• What you need to do:
Exactly repeat all the records below, omitting the images they hold.

====== Data supplied ======

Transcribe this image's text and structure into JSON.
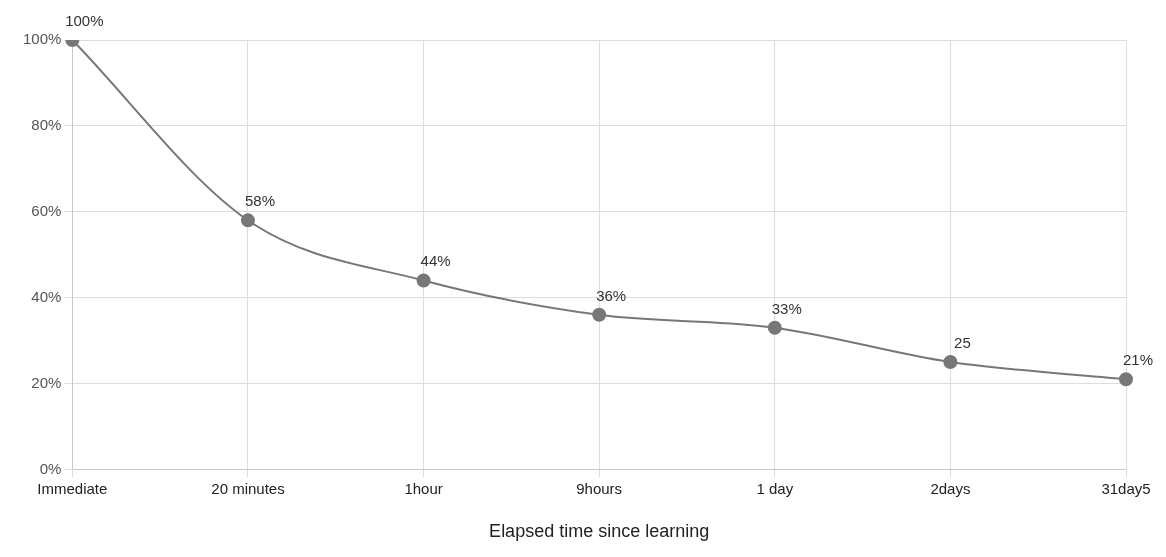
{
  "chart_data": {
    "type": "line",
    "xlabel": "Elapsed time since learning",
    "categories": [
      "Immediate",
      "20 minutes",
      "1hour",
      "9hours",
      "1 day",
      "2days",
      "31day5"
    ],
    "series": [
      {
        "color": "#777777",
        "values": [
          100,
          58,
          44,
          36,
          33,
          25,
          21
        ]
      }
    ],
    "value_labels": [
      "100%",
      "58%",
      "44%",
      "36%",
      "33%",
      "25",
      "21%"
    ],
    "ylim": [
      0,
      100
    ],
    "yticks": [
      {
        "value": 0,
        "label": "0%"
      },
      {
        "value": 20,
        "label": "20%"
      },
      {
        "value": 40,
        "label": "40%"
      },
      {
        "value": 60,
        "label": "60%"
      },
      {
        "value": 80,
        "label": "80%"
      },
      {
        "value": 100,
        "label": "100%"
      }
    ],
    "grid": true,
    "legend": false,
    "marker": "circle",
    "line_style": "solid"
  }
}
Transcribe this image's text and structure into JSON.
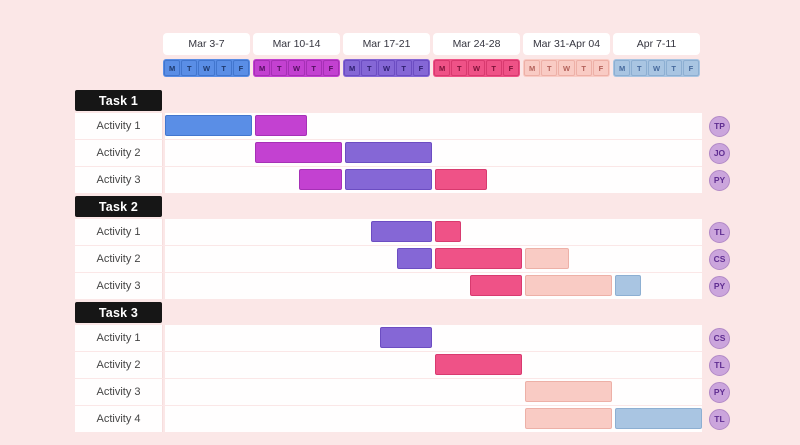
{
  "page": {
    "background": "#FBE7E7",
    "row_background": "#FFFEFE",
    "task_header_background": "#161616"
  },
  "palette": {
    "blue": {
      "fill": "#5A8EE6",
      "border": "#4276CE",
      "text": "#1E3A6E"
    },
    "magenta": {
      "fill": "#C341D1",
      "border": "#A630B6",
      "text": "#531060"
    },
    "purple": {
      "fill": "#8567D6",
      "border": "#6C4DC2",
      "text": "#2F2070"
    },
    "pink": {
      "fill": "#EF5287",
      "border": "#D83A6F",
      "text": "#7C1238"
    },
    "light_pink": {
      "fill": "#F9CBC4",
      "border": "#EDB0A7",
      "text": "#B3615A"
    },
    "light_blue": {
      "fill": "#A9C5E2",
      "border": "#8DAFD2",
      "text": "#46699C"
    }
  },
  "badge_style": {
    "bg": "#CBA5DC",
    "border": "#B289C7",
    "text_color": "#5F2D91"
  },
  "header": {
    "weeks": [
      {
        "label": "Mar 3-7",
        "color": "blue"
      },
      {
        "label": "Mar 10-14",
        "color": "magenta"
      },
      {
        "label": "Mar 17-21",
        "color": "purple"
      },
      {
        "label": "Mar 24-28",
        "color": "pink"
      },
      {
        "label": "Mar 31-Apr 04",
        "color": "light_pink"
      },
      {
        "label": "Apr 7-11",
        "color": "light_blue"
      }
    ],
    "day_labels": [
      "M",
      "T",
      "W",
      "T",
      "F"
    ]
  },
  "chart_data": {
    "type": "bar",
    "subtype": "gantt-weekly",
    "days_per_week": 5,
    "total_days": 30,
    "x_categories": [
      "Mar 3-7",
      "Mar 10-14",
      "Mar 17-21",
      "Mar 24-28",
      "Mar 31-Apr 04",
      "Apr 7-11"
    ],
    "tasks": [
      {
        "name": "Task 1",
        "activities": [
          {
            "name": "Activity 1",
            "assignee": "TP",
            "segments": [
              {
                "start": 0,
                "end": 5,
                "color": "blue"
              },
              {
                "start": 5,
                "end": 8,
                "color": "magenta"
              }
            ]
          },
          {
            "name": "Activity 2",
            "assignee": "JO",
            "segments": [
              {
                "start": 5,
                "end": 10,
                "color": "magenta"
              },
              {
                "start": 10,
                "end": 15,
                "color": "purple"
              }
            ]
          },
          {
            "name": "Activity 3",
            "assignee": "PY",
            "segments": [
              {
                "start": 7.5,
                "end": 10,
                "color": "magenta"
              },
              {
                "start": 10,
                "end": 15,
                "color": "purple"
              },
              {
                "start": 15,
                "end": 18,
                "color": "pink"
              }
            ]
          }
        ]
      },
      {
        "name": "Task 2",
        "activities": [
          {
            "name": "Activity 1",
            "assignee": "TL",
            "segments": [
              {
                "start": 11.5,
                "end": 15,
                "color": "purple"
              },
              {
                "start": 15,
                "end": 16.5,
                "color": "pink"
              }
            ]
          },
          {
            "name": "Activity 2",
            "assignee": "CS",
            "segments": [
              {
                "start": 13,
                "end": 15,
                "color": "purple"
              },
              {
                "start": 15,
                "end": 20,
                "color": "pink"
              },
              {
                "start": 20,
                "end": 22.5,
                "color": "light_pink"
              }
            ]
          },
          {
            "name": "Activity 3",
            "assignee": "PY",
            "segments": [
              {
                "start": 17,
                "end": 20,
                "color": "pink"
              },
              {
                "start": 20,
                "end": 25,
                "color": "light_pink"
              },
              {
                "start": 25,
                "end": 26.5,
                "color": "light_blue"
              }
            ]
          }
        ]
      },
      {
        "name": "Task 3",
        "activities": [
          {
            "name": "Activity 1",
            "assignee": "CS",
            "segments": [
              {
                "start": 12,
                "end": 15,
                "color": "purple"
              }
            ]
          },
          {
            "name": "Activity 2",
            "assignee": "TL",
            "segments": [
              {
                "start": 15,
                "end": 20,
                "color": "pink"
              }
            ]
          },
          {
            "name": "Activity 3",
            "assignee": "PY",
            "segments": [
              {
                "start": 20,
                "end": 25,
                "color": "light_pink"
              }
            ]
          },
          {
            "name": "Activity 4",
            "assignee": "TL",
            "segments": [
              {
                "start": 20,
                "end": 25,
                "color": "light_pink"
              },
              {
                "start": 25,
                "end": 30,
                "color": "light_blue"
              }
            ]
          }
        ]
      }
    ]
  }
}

======

• Answer to the exercise:
Transcribe this image's text and structure into JSON.
{
  "chart_data": {
    "type": "line",
    "xlabel": "Elapsed time since learning",
    "categories": [
      "Immediate",
      "20 minutes",
      "1hour",
      "9hours",
      "1 day",
      "2days",
      "31day5"
    ],
    "series": [
      {
        "color": "#777777",
        "values": [
          100,
          58,
          44,
          36,
          33,
          25,
          21
        ]
      }
    ],
    "value_labels": [
      "100%",
      "58%",
      "44%",
      "36%",
      "33%",
      "25",
      "21%"
    ],
    "ylim": [
      0,
      100
    ],
    "yticks": [
      {
        "value": 0,
        "label": "0%"
      },
      {
        "value": 20,
        "label": "20%"
      },
      {
        "value": 40,
        "label": "40%"
      },
      {
        "value": 60,
        "label": "60%"
      },
      {
        "value": 80,
        "label": "80%"
      },
      {
        "value": 100,
        "label": "100%"
      }
    ],
    "grid": true,
    "legend": false,
    "marker": "circle",
    "line_style": "solid"
  }
}
Transcribe this image's text and structure into JSON.
{
  "page": {
    "background": "#FBE7E7",
    "row_background": "#FFFEFE",
    "task_header_background": "#161616"
  },
  "palette": {
    "blue": {
      "fill": "#5A8EE6",
      "border": "#4276CE",
      "text": "#1E3A6E"
    },
    "magenta": {
      "fill": "#C341D1",
      "border": "#A630B6",
      "text": "#531060"
    },
    "purple": {
      "fill": "#8567D6",
      "border": "#6C4DC2",
      "text": "#2F2070"
    },
    "pink": {
      "fill": "#EF5287",
      "border": "#D83A6F",
      "text": "#7C1238"
    },
    "light_pink": {
      "fill": "#F9CBC4",
      "border": "#EDB0A7",
      "text": "#B3615A"
    },
    "light_blue": {
      "fill": "#A9C5E2",
      "border": "#8DAFD2",
      "text": "#46699C"
    }
  },
  "badge_style": {
    "bg": "#CBA5DC",
    "border": "#B289C7",
    "text_color": "#5F2D91"
  },
  "header": {
    "weeks": [
      {
        "label": "Mar 3-7",
        "color": "blue"
      },
      {
        "label": "Mar 10-14",
        "color": "magenta"
      },
      {
        "label": "Mar 17-21",
        "color": "purple"
      },
      {
        "label": "Mar 24-28",
        "color": "pink"
      },
      {
        "label": "Mar 31-Apr 04",
        "color": "light_pink"
      },
      {
        "label": "Apr 7-11",
        "color": "light_blue"
      }
    ],
    "day_labels": [
      "M",
      "T",
      "W",
      "T",
      "F"
    ]
  },
  "chart_data": {
    "type": "bar",
    "subtype": "gantt-weekly",
    "days_per_week": 5,
    "total_days": 30,
    "x_categories": [
      "Mar 3-7",
      "Mar 10-14",
      "Mar 17-21",
      "Mar 24-28",
      "Mar 31-Apr 04",
      "Apr 7-11"
    ],
    "tasks": [
      {
        "name": "Task 1",
        "activities": [
          {
            "name": "Activity 1",
            "assignee": "TP",
            "segments": [
              {
                "start": 0,
                "end": 5,
                "color": "blue"
              },
              {
                "start": 5,
                "end": 8,
                "color": "magenta"
              }
            ]
          },
          {
            "name": "Activity 2",
            "assignee": "JO",
            "segments": [
              {
                "start": 5,
                "end": 10,
                "color": "magenta"
              },
              {
                "start": 10,
                "end": 15,
                "color": "purple"
              }
            ]
          },
          {
            "name": "Activity 3",
            "assignee": "PY",
            "segments": [
              {
                "start": 7.5,
                "end": 10,
                "color": "magenta"
              },
              {
                "start": 10,
                "end": 15,
                "color": "purple"
              },
              {
                "start": 15,
                "end": 18,
                "color": "pink"
              }
            ]
          }
        ]
      },
      {
        "name": "Task 2",
        "activities": [
          {
            "name": "Activity 1",
            "assignee": "TL",
            "segments": [
              {
                "start": 11.5,
                "end": 15,
                "color": "purple"
              },
              {
                "start": 15,
                "end": 16.5,
                "color": "pink"
              }
            ]
          },
          {
            "name": "Activity 2",
            "assignee": "CS",
            "segments": [
              {
                "start": 13,
                "end": 15,
                "color": "purple"
              },
              {
                "start": 15,
                "end": 20,
                "color": "pink"
              },
              {
                "start": 20,
                "end": 22.5,
                "color": "light_pink"
              }
            ]
          },
          {
            "name": "Activity 3",
            "assignee": "PY",
            "segments": [
              {
                "start": 17,
                "end": 20,
                "color": "pink"
              },
              {
                "start": 20,
                "end": 25,
                "color": "light_pink"
              },
              {
                "start": 25,
                "end": 26.5,
                "color": "light_blue"
              }
            ]
          }
        ]
      },
      {
        "name": "Task 3",
        "activities": [
          {
            "name": "Activity 1",
            "assignee": "CS",
            "segments": [
              {
                "start": 12,
                "end": 15,
                "color": "purple"
              }
            ]
          },
          {
            "name": "Activity 2",
            "assignee": "TL",
            "segments": [
              {
                "start": 15,
                "end": 20,
                "color": "pink"
              }
            ]
          },
          {
            "name": "Activity 3",
            "assignee": "PY",
            "segments": [
              {
                "start": 20,
                "end": 25,
                "color": "light_pink"
              }
            ]
          },
          {
            "name": "Activity 4",
            "assignee": "TL",
            "segments": [
              {
                "start": 20,
                "end": 25,
                "color": "light_pink"
              },
              {
                "start": 25,
                "end": 30,
                "color": "light_blue"
              }
            ]
          }
        ]
      }
    ]
  }
}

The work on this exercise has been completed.